Each entry below should be echoed exactly, with pictures omitted.

◆ Provided material:
>> start
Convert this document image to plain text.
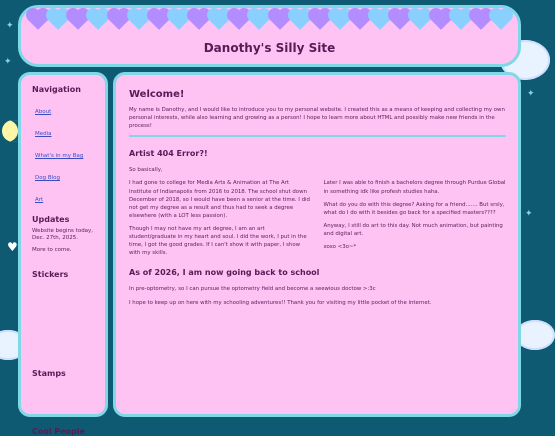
✦
✦
✦
✦
♥
Danothy's Silly Site
Navigation
About
Media
What's in my Bag
Dog Blog
Art
Updates

Website begins today, Dec. 27th, 2025.

More to come.

Stickers
Stamps
Cool People
Welcome!

My name is Danothy, and I would like to introduce you to my personal website. I created this as a means of keeping and collecting my own personal interests, while also learning and growing as a person! I hope to learn more about HTML and possibly make new friends in the process!

Artist 404 Error?!

So basically,

I had gone to college for Media Arts & Animation at The Art Institute of Indianapolis from 2016 to 2018. The school shut down December of 2018, so I would have been a senior at the time. I did not get my degree as a result and thus had to seek a degree elsewhere (with a LOT less passion).

Though I may not have my art degree, I am an art student/graduate in my heart and soul. I did the work, I put in the time, I got the good grades. If I can't show it with paper, I show with my skills.

Later I was able to finish a bachelors degree through Purdue Global in something idk like profesh studies haha.

What do you do with this degree? Asking for a friend....... But srsly, what do I do with it besides go back for a specified masters????

Anyway, I still do art to this day. Not much animation, but painting and digital art.

xoxo <3o~*

As of 2026, I am now going back to school

In pre-optometry, so I can pursue the optometry field and become a seewious doctow >:3c

I hope to keep up on here with my schooling adventures!! Thank you for visiting my little pocket of the internet.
>> end
◆ Task solution:
Convert this document image to plain text.
✦
✦
✦
✦
♥
Danothy's Silly Site
Navigation
About
Media
What's in my Bag
Dog Blog
Art
Updates

Website begins today, Dec. 27th, 2025.

More to come.

Stickers
Stamps
Cool People
Welcome!

My name is Danothy, and I would like to introduce you to my personal website. I created this as a means of keeping and collecting my own personal interests, while also learning and growing as a person! I hope to learn more about HTML and possibly make new friends in the process!

Artist 404 Error?!

So basically,

I had gone to college for Media Arts & Animation at The Art Institute of Indianapolis from 2016 to 2018. The school shut down December of 2018, so I would have been a senior at the time. I did not get my degree as a result and thus had to seek a degree elsewhere (with a LOT less passion).

Though I may not have my art degree, I am an art student/graduate in my heart and soul. I did the work, I put in the time, I got the good grades. If I can't show it with paper, I show with my skills.

Later I was able to finish a bachelors degree through Purdue Global in something idk like profesh studies haha.

What do you do with this degree? Asking for a friend....... But srsly, what do I do with it besides go back for a specified masters????

Anyway, I still do art to this day. Not much animation, but painting and digital art.

xoxo <3o~*

As of 2026, I am now going back to school

In pre-optometry, so I can pursue the optometry field and become a seewious doctow >:3c

I hope to keep up on here with my schooling adventures!! Thank you for visiting my little pocket of the internet.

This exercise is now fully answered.